Make an exact copy of all the entries, with the pictures left out.

begin EXERCISE INPUTS

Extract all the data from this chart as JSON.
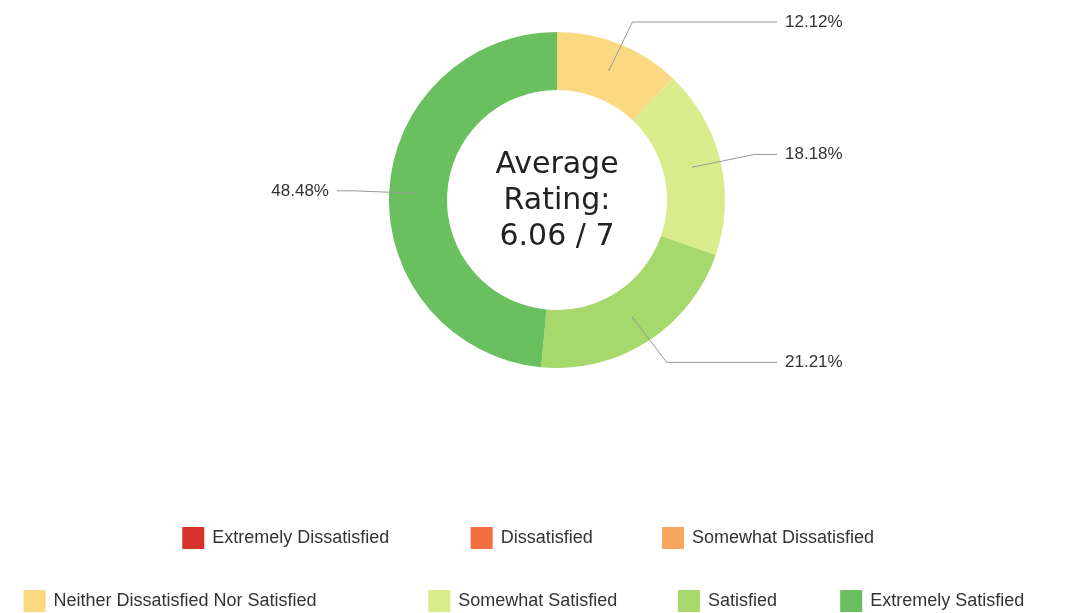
{
  "chart_data": {
    "type": "donut",
    "categories": [
      "Extremely Dissatisfied",
      "Dissatisfied",
      "Somewhat Dissatisfied",
      "Neither Dissatisfied Nor Satisfied",
      "Somewhat Satisfied",
      "Satisfied",
      "Extremely Satisfied"
    ],
    "values": [
      0,
      0,
      0,
      12.12,
      18.18,
      21.21,
      48.48
    ],
    "colors": [
      "#d8322a",
      "#f2703f",
      "#f9a75e",
      "#fbd882",
      "#d9ec8c",
      "#a6d86c",
      "#6abf5f"
    ],
    "value_labels": [
      null,
      null,
      null,
      "12.12%",
      "18.18%",
      "21.21%",
      "48.48%"
    ],
    "annotations": [
      "Average Rating: 6.06 / 7"
    ],
    "legend": "bottom"
  }
}
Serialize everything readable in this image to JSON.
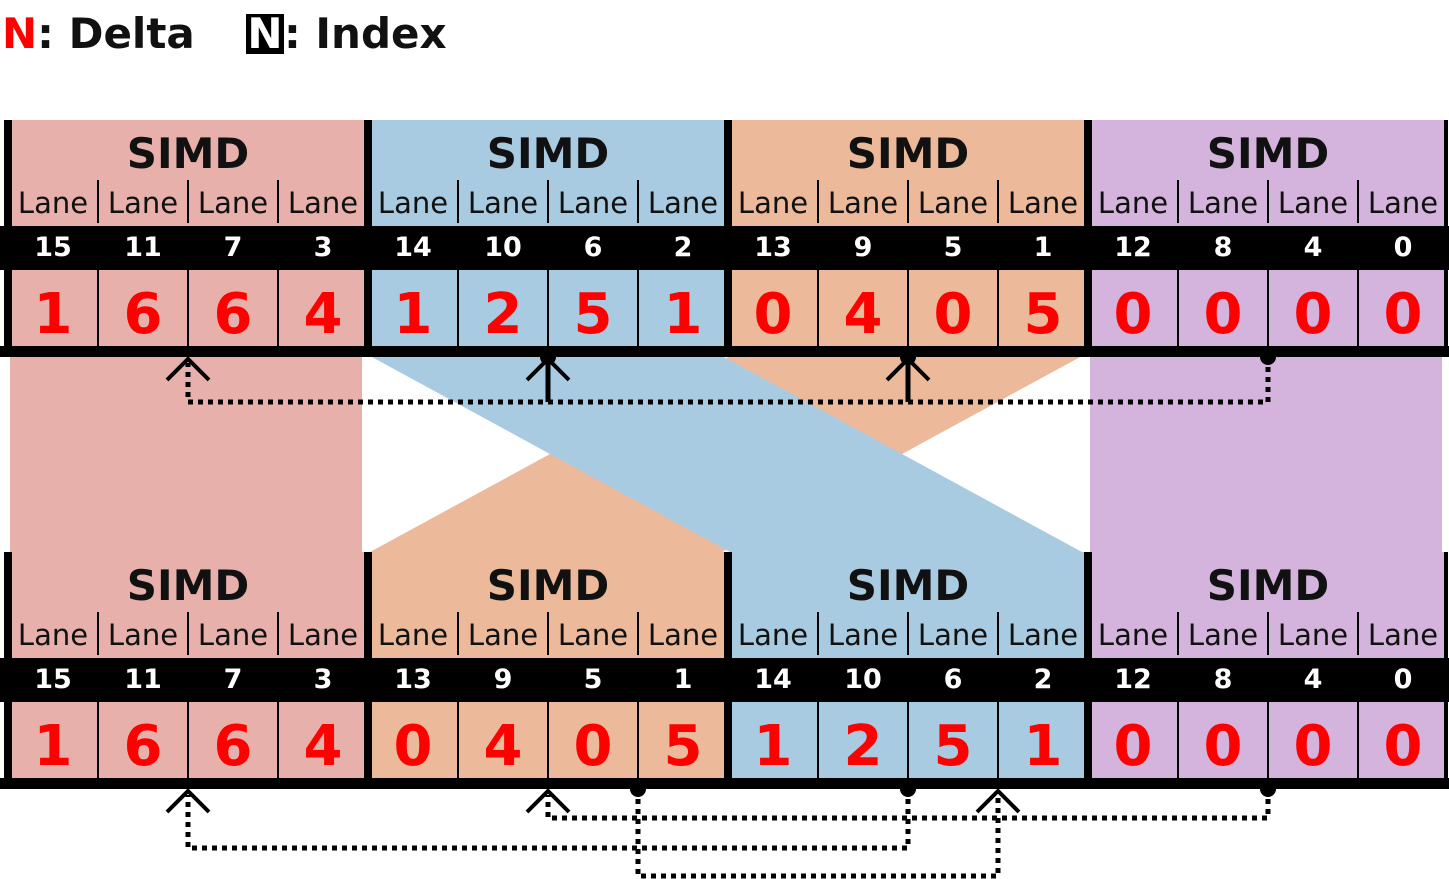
{
  "legend": {
    "delta_letter": "N",
    "delta_text": ": Delta",
    "index_letter": "N",
    "index_text": ": Index"
  },
  "colors": {
    "red": "#e8b0ab",
    "blue": "#a9cbe2",
    "orange": "#ecb99a",
    "purple": "#d4b4dc",
    "delta_text": "#ff0000",
    "bar": "#000000",
    "arrow": "#000000"
  },
  "lane_word": "Lane",
  "simd_word": "SIMD",
  "rows": [
    {
      "name": "top",
      "groups": [
        {
          "color": "red",
          "lanes": [
            {
              "index": "15",
              "delta": "1"
            },
            {
              "index": "11",
              "delta": "6"
            },
            {
              "index": "7",
              "delta": "6"
            },
            {
              "index": "3",
              "delta": "4"
            }
          ]
        },
        {
          "color": "blue",
          "lanes": [
            {
              "index": "14",
              "delta": "1"
            },
            {
              "index": "10",
              "delta": "2"
            },
            {
              "index": "6",
              "delta": "5"
            },
            {
              "index": "2",
              "delta": "1"
            }
          ]
        },
        {
          "color": "orange",
          "lanes": [
            {
              "index": "13",
              "delta": "0"
            },
            {
              "index": "9",
              "delta": "4"
            },
            {
              "index": "5",
              "delta": "0"
            },
            {
              "index": "1",
              "delta": "5"
            }
          ]
        },
        {
          "color": "purple",
          "lanes": [
            {
              "index": "12",
              "delta": "0"
            },
            {
              "index": "8",
              "delta": "0"
            },
            {
              "index": "4",
              "delta": "0"
            },
            {
              "index": "0",
              "delta": "0"
            }
          ]
        }
      ]
    },
    {
      "name": "bottom",
      "groups": [
        {
          "color": "red",
          "lanes": [
            {
              "index": "15",
              "delta": "1"
            },
            {
              "index": "11",
              "delta": "6"
            },
            {
              "index": "7",
              "delta": "6"
            },
            {
              "index": "3",
              "delta": "4"
            }
          ]
        },
        {
          "color": "orange",
          "lanes": [
            {
              "index": "13",
              "delta": "0"
            },
            {
              "index": "9",
              "delta": "4"
            },
            {
              "index": "5",
              "delta": "0"
            },
            {
              "index": "1",
              "delta": "5"
            }
          ]
        },
        {
          "color": "blue",
          "lanes": [
            {
              "index": "14",
              "delta": "1"
            },
            {
              "index": "10",
              "delta": "2"
            },
            {
              "index": "6",
              "delta": "5"
            },
            {
              "index": "2",
              "delta": "1"
            }
          ]
        },
        {
          "color": "purple",
          "lanes": [
            {
              "index": "12",
              "delta": "0"
            },
            {
              "index": "8",
              "delta": "0"
            },
            {
              "index": "4",
              "delta": "0"
            },
            {
              "index": "0",
              "delta": "0"
            }
          ]
        }
      ]
    }
  ],
  "dependencies": {
    "top": [
      {
        "from_group": 1,
        "from_lane": 1,
        "to_group": 0,
        "to_lane": 1
      },
      {
        "from_group": 2,
        "from_lane": 1,
        "to_group": 1,
        "to_lane": 1
      },
      {
        "from_group": 3,
        "from_lane": 1,
        "to_group": 2,
        "to_lane": 1
      }
    ],
    "bottom": [
      {
        "from_group": 2,
        "from_lane": 1,
        "to_group": 0,
        "to_lane": 1
      },
      {
        "from_group": 3,
        "from_lane": 1,
        "to_group": 1,
        "to_lane": 1
      },
      {
        "from_group": 1,
        "from_lane": 2,
        "to_group": 2,
        "to_lane": 2
      }
    ]
  }
}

end EXERCISE INPUTS

* ANSWER TO THIS EXERCISE *
Extract all the data from this chart as JSON.
{
  "chart_data": {
    "type": "donut",
    "categories": [
      "Extremely Dissatisfied",
      "Dissatisfied",
      "Somewhat Dissatisfied",
      "Neither Dissatisfied Nor Satisfied",
      "Somewhat Satisfied",
      "Satisfied",
      "Extremely Satisfied"
    ],
    "values": [
      0,
      0,
      0,
      12.12,
      18.18,
      21.21,
      48.48
    ],
    "colors": [
      "#d8322a",
      "#f2703f",
      "#f9a75e",
      "#fbd882",
      "#d9ec8c",
      "#a6d86c",
      "#6abf5f"
    ],
    "value_labels": [
      null,
      null,
      null,
      "12.12%",
      "18.18%",
      "21.21%",
      "48.48%"
    ],
    "annotations": [
      "Average Rating: 6.06 / 7"
    ],
    "legend": "bottom"
  }
}
Serialize everything readable in this image to JSON.
{
  "legend": {
    "delta_letter": "N",
    "delta_text": ": Delta",
    "index_letter": "N",
    "index_text": ": Index"
  },
  "colors": {
    "red": "#e8b0ab",
    "blue": "#a9cbe2",
    "orange": "#ecb99a",
    "purple": "#d4b4dc",
    "delta_text": "#ff0000",
    "bar": "#000000",
    "arrow": "#000000"
  },
  "lane_word": "Lane",
  "simd_word": "SIMD",
  "rows": [
    {
      "name": "top",
      "groups": [
        {
          "color": "red",
          "lanes": [
            {
              "index": "15",
              "delta": "1"
            },
            {
              "index": "11",
              "delta": "6"
            },
            {
              "index": "7",
              "delta": "6"
            },
            {
              "index": "3",
              "delta": "4"
            }
          ]
        },
        {
          "color": "blue",
          "lanes": [
            {
              "index": "14",
              "delta": "1"
            },
            {
              "index": "10",
              "delta": "2"
            },
            {
              "index": "6",
              "delta": "5"
            },
            {
              "index": "2",
              "delta": "1"
            }
          ]
        },
        {
          "color": "orange",
          "lanes": [
            {
              "index": "13",
              "delta": "0"
            },
            {
              "index": "9",
              "delta": "4"
            },
            {
              "index": "5",
              "delta": "0"
            },
            {
              "index": "1",
              "delta": "5"
            }
          ]
        },
        {
          "color": "purple",
          "lanes": [
            {
              "index": "12",
              "delta": "0"
            },
            {
              "index": "8",
              "delta": "0"
            },
            {
              "index": "4",
              "delta": "0"
            },
            {
              "index": "0",
              "delta": "0"
            }
          ]
        }
      ]
    },
    {
      "name": "bottom",
      "groups": [
        {
          "color": "red",
          "lanes": [
            {
              "index": "15",
              "delta": "1"
            },
            {
              "index": "11",
              "delta": "6"
            },
            {
              "index": "7",
              "delta": "6"
            },
            {
              "index": "3",
              "delta": "4"
            }
          ]
        },
        {
          "color": "orange",
          "lanes": [
            {
              "index": "13",
              "delta": "0"
            },
            {
              "index": "9",
              "delta": "4"
            },
            {
              "index": "5",
              "delta": "0"
            },
            {
              "index": "1",
              "delta": "5"
            }
          ]
        },
        {
          "color": "blue",
          "lanes": [
            {
              "index": "14",
              "delta": "1"
            },
            {
              "index": "10",
              "delta": "2"
            },
            {
              "index": "6",
              "delta": "5"
            },
            {
              "index": "2",
              "delta": "1"
            }
          ]
        },
        {
          "color": "purple",
          "lanes": [
            {
              "index": "12",
              "delta": "0"
            },
            {
              "index": "8",
              "delta": "0"
            },
            {
              "index": "4",
              "delta": "0"
            },
            {
              "index": "0",
              "delta": "0"
            }
          ]
        }
      ]
    }
  ],
  "dependencies": {
    "top": [
      {
        "from_group": 1,
        "from_lane": 1,
        "to_group": 0,
        "to_lane": 1
      },
      {
        "from_group": 2,
        "from_lane": 1,
        "to_group": 1,
        "to_lane": 1
      },
      {
        "from_group": 3,
        "from_lane": 1,
        "to_group": 2,
        "to_lane": 1
      }
    ],
    "bottom": [
      {
        "from_group": 2,
        "from_lane": 1,
        "to_group": 0,
        "to_lane": 1
      },
      {
        "from_group": 3,
        "from_lane": 1,
        "to_group": 1,
        "to_lane": 1
      },
      {
        "from_group": 1,
        "from_lane": 2,
        "to_group": 2,
        "to_lane": 2
      }
    ]
  }
}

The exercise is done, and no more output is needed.